*What to work on*:
Retype the records below exactly as they appear.

## begin

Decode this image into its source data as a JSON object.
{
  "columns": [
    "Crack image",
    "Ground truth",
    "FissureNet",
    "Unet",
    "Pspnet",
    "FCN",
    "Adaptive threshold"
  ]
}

## end

*Final answer*:
Decode this image into its source data as a JSON object.
{
  "columns": [
    "Crack image",
    "Ground truth",
    "FissureNet",
    "Unet",
    "Pspnet",
    "FCN",
    "Adaptive threshold"
  ]
}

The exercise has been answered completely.